• **Work to do**
Where a line in the listing contains the string "pinterest", copy that line out.

─── Listed entries ───

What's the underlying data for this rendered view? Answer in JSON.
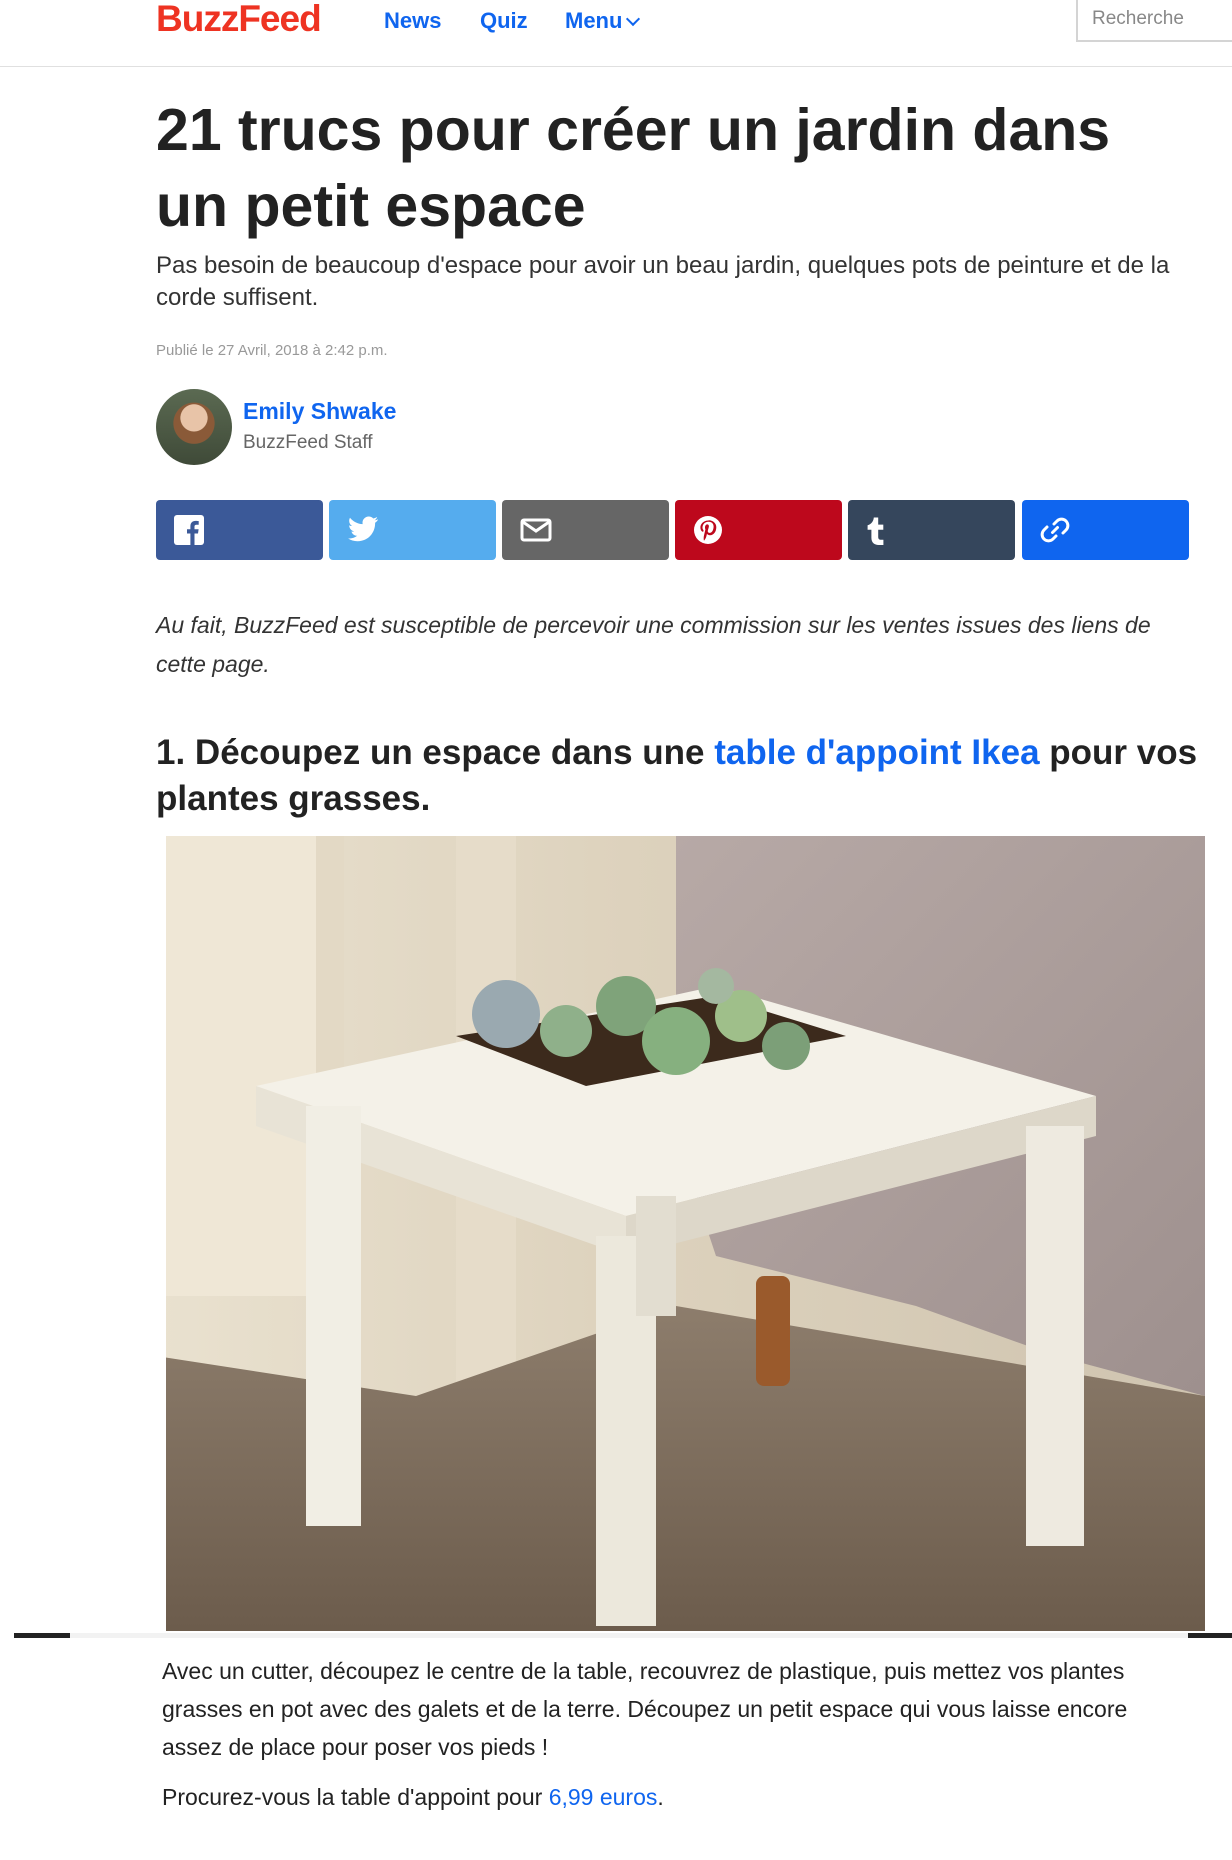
{
  "header": {
    "logo": "BuzzFeed",
    "nav": [
      {
        "label": "News"
      },
      {
        "label": "Quiz"
      },
      {
        "label": "Menu"
      }
    ],
    "search_placeholder": "Recherche"
  },
  "article": {
    "title": "21 trucs pour créer un jardin dans un petit espace",
    "dek": "Pas besoin de beaucoup d'espace pour avoir un beau jardin, quelques pots de peinture et de la corde suffisent.",
    "timestamp": "Publié le 27 Avril, 2018 à 2:42 p.m.",
    "author": {
      "name": "Emily Shwake",
      "role": "BuzzFeed Staff"
    },
    "share_buttons": [
      {
        "name": "facebook",
        "color": "#3b5998",
        "icon": "facebook-icon"
      },
      {
        "name": "twitter",
        "color": "#55acee",
        "icon": "twitter-icon"
      },
      {
        "name": "email",
        "color": "#666666",
        "icon": "email-icon"
      },
      {
        "name": "pinterest",
        "color": "#bd081c",
        "icon": "pinterest-icon"
      },
      {
        "name": "tumblr",
        "color": "#35465c",
        "icon": "tumblr-icon"
      },
      {
        "name": "copy-link",
        "color": "#0f65ef",
        "icon": "link-icon"
      }
    ],
    "disclaimer": "Au fait, BuzzFeed est susceptible de percevoir une commission sur les ventes issues des liens de cette page.",
    "item": {
      "heading_prefix": "1. Découpez un espace dans une ",
      "heading_link": "table d'appoint Ikea",
      "heading_suffix": " pour vos plantes grasses.",
      "caption": "Avec un cutter, découpez le centre de la table, recouvrez de plastique, puis mettez vos plantes grasses en pot avec des galets et de la terre. Découpez un petit espace qui vous laisse encore assez de place pour poser vos pieds !",
      "price_prefix": "Procurez-vous la table d'appoint pour ",
      "price_link": "6,99 euros",
      "price_suffix": "."
    }
  },
  "colors": {
    "brand": "#ee3322",
    "link": "#0f65ef"
  }
}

───

• **Reply**
        "name": "pinterest",
        "icon": "pinterest-icon"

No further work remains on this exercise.